-- Begin Recorded information --
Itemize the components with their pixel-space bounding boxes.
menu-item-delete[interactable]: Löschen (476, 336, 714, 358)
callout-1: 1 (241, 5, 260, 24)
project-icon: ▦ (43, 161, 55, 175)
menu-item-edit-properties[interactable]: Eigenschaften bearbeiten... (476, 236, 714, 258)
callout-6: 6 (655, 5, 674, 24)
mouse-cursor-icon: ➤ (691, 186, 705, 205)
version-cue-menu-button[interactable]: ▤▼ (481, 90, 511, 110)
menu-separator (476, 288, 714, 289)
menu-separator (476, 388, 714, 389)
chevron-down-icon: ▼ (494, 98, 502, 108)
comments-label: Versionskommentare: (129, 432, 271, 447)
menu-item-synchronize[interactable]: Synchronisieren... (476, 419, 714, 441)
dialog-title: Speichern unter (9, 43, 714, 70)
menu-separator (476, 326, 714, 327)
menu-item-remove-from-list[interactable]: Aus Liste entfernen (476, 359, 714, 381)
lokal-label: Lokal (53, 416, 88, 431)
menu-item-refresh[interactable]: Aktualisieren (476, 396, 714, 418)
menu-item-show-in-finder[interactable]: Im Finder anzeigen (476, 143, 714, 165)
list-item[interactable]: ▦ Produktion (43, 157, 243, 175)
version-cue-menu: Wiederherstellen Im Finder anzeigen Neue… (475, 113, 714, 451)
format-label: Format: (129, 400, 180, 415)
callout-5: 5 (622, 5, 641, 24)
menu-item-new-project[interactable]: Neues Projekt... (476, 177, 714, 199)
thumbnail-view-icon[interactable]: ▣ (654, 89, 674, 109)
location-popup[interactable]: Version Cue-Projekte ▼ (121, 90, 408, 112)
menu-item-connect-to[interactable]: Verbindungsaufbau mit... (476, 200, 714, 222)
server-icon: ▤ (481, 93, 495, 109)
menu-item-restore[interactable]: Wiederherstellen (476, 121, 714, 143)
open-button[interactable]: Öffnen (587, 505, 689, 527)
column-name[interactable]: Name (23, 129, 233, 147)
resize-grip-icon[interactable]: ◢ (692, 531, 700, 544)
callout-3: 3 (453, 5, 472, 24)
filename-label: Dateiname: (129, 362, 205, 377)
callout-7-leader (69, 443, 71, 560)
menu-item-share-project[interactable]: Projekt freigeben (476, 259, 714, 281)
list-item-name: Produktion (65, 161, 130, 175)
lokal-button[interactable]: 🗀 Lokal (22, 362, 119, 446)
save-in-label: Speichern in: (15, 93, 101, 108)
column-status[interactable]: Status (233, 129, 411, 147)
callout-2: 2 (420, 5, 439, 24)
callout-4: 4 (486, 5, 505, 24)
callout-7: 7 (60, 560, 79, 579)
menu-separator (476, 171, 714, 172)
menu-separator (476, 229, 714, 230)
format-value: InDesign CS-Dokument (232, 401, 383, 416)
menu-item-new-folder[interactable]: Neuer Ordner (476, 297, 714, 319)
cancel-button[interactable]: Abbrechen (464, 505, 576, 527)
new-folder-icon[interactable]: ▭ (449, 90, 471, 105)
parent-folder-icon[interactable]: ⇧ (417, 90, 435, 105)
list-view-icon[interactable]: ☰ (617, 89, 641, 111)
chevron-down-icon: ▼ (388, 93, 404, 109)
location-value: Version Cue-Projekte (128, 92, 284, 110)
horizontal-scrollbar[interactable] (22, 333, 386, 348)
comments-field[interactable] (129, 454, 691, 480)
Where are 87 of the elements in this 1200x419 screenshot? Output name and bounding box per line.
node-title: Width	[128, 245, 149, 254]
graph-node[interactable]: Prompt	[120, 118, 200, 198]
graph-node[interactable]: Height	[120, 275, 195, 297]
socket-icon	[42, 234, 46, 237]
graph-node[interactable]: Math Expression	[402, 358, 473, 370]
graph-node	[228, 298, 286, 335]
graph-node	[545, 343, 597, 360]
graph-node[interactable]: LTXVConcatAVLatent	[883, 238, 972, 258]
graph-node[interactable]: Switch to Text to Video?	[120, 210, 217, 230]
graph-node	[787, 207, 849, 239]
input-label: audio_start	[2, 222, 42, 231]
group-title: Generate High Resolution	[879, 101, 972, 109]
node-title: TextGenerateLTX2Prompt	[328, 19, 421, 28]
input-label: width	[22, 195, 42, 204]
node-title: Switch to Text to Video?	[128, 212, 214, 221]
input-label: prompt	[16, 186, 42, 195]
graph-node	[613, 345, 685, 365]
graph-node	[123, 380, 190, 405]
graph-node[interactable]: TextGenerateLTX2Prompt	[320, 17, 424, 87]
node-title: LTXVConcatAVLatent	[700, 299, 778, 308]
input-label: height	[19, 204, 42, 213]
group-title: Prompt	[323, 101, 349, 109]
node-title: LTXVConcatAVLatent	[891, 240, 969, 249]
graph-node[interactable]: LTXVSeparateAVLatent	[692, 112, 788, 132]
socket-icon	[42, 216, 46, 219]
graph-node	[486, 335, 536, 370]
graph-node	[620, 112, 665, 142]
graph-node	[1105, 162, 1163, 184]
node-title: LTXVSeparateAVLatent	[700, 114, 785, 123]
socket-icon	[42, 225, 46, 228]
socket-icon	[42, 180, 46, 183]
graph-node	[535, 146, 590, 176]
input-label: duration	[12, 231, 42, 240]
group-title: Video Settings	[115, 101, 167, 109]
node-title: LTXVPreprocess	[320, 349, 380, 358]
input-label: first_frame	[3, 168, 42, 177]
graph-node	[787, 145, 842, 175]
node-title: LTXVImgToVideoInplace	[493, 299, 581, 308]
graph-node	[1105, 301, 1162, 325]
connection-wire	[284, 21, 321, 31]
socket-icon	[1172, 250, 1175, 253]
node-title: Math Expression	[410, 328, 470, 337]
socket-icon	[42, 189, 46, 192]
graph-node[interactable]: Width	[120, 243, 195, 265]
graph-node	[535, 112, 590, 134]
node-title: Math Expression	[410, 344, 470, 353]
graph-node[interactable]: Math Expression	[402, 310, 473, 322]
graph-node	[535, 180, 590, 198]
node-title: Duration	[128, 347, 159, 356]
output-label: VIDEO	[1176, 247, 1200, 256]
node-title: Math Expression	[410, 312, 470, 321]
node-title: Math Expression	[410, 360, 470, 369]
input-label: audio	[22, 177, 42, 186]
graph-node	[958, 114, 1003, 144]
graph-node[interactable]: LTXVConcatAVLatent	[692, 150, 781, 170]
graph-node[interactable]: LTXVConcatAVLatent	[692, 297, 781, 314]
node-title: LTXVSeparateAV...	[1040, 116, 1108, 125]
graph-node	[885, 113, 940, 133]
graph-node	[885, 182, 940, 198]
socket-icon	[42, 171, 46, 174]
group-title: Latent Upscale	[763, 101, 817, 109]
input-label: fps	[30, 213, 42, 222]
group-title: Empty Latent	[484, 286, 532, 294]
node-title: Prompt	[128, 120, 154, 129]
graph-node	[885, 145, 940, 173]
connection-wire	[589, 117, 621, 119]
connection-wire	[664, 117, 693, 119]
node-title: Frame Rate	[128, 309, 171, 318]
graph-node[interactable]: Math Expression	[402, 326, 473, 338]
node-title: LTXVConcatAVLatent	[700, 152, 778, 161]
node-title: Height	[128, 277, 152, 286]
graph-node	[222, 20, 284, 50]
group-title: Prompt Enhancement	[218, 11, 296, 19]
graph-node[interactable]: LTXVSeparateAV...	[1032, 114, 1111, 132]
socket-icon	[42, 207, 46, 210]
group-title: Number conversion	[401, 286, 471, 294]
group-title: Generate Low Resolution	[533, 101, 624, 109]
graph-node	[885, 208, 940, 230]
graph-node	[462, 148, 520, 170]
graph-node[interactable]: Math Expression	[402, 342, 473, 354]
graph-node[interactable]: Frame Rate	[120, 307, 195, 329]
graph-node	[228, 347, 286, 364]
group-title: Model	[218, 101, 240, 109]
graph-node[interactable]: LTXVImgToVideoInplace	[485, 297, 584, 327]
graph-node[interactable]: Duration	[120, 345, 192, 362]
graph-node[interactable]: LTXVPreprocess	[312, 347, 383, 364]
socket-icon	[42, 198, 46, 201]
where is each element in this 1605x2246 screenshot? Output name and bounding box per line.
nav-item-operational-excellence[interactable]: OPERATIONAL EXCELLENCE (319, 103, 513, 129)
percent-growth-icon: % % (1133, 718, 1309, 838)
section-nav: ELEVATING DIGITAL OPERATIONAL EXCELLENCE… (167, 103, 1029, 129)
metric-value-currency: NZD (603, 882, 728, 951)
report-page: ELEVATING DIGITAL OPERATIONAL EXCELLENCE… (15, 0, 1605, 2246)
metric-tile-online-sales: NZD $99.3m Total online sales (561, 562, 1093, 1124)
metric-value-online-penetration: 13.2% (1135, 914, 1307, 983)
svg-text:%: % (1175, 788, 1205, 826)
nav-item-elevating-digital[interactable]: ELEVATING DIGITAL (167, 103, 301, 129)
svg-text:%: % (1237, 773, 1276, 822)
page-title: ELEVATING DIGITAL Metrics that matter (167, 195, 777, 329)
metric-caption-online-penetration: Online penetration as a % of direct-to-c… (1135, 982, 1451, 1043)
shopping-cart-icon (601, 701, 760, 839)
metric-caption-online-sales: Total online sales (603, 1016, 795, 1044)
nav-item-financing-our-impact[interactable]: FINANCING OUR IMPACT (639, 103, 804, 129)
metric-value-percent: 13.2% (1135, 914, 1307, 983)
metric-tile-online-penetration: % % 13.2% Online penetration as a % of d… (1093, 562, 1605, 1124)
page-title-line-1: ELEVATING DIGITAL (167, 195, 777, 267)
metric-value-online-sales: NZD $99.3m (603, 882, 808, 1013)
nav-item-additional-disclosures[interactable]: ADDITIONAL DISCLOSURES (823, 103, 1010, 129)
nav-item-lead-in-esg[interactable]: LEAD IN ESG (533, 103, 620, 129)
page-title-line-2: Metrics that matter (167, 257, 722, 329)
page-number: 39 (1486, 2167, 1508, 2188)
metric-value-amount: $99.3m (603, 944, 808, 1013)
-- End Recorded information --
What is needed: Give the material again from its first line through the line holding "comments-label: Versionskommentare: (129, 432, 271, 447)", inclusive, swapping "Löschen" for "Entfernen" and leaving everything else unchanged.

The completed task:
Itemize the components with their pixel-space bounding boxes.
menu-item-delete[interactable]: Entfernen (476, 336, 714, 358)
callout-1: 1 (241, 5, 260, 24)
project-icon: ▦ (43, 161, 55, 175)
menu-item-edit-properties[interactable]: Eigenschaften bearbeiten... (476, 236, 714, 258)
callout-6: 6 (655, 5, 674, 24)
mouse-cursor-icon: ➤ (691, 186, 705, 205)
version-cue-menu-button[interactable]: ▤▼ (481, 90, 511, 110)
menu-separator (476, 288, 714, 289)
menu-separator (476, 388, 714, 389)
chevron-down-icon: ▼ (494, 98, 502, 108)
comments-label: Versionskommentare: (129, 432, 271, 447)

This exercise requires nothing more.